Hyper-V Backup over SAN - DP 10.04
we have a Hyper-V Cluster with two hosts.
The backup job is defined to save all vms through the "cluster-hostname" (cluster ip) backup host.
The cluster ip can only be on one host at the same time and switches to the other node, if you restart the host where the cluster ip is currently deployed.
Since DP is only backing up vms directly over san where the cluster ip is located, all other vms which are located on the second host need to be sent through lan to the backup host, and so a bottleneck is created.
A few days ago i migrated all vms to the host where the cluster ip is deployed to see how much the time difference would be and the difference was huge. If all vms are on the cluster ip node, the backup job would only need around 8 hours, else if all vms are distributed on both nodes evenly it takes around 15 - 20 hours depending on where the vms are located.
So my question is, is there a better way to backup my vms and save time?
Actually this works slightly differently than you have described. In HyperV you have something called the co-ordinator role and this plays as important a part as the DP backup host.
The technologies that let CSV-enabled volumes operate still require one cluster node that's responsible for the coordination of file access. This cluster node is called the coordinator node, with each individual LUN having its own coordinator node.
So.... You have the HyperV node hosting the VM plus the HpyerV node acting as the co-ordinator for the CSV that the VM data is on (these are not always the same node!) and then you also have the DP Backup Host and the DP Media Agent.
When the backup starts the DP Backup Host (in your case whichever cluster node is hosting the cluster VIP) figures out which Cluster Nodes are hosting the VMs (uses VEPALIB_HYPERV) and then tells each of those nodes to quiesce the VM and to send the VM data to the DP Media Agent for backup (uses VSSBAR for that bit).
Just to further complidate things... Once the VM is quiesced the actual data transfer is done via the Cluster Node hosting the CSV co-ordinator role - so if its a different cluster node than the one hosting the VM then the data is send via that node to the backup target
The only way (IMO) to truly automate end-to-end FC backup is if you are using a client-side deduplication enabled FC backup device so if you don't have that then this is not gonna help you. If you do have that however here is what you need to do.
1. Identify the VMs that *really* need to run end-to-end FC to shorten the backup window. For example: any VM larger than 500GB. Its unrealistic to aim to move all VMs this is just not going to be practical. So some of the backups will run across ethernet.
2. Write a powershell script that runs every day for the VMs you identified above (before your backup window start time) that checks the Cluster Node hosting the VM against the Cluster Node acting as co-ordinator for the CSV containing the VM data and if they are not the same CHANGE it (e.g. if VM is hosted by ClusNode1 but the VM data is on a CSV is co-ordinated by ClusNode3 then you need to move the VM to ClusNode3 *or* you need to change the CSV co-ordinator role to ClusNode1)

#### [Stored data]
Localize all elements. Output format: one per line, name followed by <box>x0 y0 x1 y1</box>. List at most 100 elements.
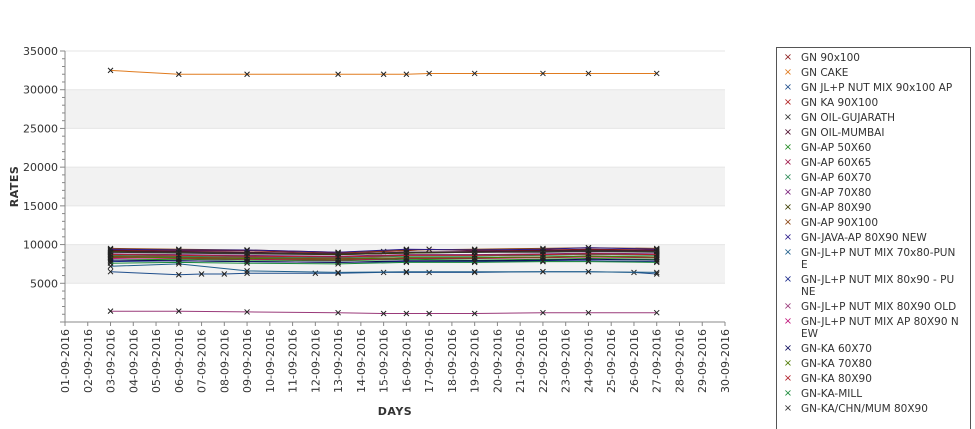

#### [Exercise requirements]
1) Reproduce word for word the portion of the Hyper-V backup thread that begins at the words "So.... You have" and stops after "for that bit).".
2) Render this sentence from the Hyper-V backup thread in Spanish: "This cluster node is called the coordinator node, with each individual LUN having its own coordinator node."
The listing plays no part in this work.

#### [Task results]
1)
So.... You have the HyperV node hosting the VM plus the HpyerV node acting as the co-ordinator for the CSV that the VM data is on (these are not always the same node!) and then you also have the DP Backup Host and the DP Media Agent.
When the backup starts the DP Backup Host (in your case whichever cluster node is hosting the cluster VIP) figures out which Cluster Nodes are hosting the VMs (uses VEPALIB_HYPERV) and then tells each of those nodes to quiesce the VM and to send the VM data to the DP Media Agent for backup (uses VSSBAR for that bit).

2) Este nodo del clúster se denomina nodo coordinador, y cada LUN individual tiene su propio nodo coordinador.